[What needs to be done]: Find all the lines with "Antarctica" and gather them.
** Begin **
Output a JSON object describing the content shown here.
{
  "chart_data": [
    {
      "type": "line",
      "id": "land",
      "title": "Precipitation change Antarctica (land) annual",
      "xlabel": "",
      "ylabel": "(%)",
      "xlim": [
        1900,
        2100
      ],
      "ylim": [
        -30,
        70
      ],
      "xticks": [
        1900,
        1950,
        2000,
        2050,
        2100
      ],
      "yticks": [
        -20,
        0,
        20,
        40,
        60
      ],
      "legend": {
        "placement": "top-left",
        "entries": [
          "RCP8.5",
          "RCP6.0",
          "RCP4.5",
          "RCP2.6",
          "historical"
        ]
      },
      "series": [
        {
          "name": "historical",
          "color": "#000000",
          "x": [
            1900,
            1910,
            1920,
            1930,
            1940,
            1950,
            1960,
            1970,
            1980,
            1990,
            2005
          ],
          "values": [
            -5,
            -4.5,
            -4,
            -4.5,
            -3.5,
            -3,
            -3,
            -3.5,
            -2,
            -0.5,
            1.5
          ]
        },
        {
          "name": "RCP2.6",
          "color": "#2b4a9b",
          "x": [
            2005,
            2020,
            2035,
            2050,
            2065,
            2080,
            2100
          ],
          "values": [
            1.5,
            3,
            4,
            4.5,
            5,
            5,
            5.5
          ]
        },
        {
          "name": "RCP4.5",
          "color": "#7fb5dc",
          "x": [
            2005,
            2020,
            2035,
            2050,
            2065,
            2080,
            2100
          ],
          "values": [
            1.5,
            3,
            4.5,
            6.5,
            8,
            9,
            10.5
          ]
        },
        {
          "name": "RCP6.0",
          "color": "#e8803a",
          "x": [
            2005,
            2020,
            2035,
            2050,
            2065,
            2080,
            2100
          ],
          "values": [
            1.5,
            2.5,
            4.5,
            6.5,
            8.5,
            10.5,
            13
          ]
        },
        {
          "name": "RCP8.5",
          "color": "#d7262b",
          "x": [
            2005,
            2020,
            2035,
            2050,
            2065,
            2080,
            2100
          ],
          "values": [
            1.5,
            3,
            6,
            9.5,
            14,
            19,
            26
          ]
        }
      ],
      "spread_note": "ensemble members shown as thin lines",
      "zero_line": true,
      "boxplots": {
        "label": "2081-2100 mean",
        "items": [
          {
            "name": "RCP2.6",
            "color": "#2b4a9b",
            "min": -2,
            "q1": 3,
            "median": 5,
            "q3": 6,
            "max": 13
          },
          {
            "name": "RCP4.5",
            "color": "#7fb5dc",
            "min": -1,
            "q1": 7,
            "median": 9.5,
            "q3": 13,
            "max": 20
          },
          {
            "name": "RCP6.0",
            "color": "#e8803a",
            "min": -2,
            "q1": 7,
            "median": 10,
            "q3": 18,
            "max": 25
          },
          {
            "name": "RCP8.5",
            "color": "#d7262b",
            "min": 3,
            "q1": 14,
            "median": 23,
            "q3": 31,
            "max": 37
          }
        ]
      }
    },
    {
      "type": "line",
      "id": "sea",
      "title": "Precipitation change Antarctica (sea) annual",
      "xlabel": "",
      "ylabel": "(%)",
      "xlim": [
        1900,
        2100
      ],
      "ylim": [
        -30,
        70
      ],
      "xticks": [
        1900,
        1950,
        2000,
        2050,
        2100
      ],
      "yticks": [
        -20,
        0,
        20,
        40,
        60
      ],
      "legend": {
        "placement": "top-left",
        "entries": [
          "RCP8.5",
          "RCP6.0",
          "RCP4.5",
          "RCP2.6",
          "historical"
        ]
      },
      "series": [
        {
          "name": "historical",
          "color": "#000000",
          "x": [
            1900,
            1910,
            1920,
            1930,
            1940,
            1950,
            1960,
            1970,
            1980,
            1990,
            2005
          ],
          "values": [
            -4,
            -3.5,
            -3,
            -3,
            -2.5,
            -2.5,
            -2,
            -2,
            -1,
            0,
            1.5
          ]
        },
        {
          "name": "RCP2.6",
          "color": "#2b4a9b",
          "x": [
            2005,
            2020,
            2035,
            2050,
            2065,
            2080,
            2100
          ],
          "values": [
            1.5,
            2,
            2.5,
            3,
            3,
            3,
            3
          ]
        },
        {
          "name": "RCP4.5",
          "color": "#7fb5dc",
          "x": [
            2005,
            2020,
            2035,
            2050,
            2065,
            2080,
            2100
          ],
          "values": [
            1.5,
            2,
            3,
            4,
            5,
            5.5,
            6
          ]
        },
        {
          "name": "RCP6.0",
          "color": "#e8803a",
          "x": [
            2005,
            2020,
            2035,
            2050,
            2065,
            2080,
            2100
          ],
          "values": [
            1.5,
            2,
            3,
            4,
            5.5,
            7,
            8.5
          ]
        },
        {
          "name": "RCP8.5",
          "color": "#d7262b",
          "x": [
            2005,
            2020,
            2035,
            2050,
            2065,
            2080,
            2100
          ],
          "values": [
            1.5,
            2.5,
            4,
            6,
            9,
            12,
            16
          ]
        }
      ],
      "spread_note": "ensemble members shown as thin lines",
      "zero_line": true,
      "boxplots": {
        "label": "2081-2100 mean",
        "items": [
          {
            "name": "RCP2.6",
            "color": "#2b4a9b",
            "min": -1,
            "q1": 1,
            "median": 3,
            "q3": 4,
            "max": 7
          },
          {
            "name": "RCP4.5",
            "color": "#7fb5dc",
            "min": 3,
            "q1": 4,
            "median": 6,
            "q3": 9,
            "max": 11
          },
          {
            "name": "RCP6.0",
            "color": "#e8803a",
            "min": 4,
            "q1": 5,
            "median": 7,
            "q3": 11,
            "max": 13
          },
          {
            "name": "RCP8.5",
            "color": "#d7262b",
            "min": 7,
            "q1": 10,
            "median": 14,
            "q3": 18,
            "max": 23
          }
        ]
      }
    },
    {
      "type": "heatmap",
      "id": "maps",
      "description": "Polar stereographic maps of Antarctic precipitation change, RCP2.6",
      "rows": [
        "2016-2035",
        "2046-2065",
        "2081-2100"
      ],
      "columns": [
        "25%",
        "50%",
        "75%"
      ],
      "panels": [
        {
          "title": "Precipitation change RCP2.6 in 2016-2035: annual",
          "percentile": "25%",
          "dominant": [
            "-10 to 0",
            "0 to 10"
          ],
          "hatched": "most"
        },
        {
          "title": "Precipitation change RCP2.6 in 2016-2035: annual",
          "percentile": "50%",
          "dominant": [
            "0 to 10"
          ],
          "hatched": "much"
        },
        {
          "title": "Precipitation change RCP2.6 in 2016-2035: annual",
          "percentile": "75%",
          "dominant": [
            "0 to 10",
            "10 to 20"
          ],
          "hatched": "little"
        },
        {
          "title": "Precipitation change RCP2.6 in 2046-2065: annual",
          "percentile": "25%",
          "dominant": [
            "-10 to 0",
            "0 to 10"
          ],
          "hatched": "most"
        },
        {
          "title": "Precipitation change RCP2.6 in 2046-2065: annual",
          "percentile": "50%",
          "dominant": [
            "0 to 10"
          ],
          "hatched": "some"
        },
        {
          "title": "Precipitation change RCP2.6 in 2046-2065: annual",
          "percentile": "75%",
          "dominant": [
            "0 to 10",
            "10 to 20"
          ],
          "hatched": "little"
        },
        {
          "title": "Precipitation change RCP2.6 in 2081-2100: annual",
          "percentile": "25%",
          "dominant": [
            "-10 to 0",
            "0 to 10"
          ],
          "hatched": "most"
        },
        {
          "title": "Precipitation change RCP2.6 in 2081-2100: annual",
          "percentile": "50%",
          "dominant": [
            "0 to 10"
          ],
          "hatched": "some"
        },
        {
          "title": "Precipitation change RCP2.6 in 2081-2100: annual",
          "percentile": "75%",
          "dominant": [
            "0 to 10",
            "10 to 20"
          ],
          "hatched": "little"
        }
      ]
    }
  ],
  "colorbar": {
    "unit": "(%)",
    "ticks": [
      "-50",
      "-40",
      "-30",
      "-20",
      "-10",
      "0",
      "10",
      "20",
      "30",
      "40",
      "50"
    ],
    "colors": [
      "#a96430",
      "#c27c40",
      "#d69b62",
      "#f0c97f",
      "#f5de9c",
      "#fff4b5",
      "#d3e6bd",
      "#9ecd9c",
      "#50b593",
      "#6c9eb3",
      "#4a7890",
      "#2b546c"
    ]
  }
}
** End **
[Completed exercise]:
      "title": "Precipitation change Antarctica (land) annual",
      "title": "Precipitation change Antarctica (sea) annual",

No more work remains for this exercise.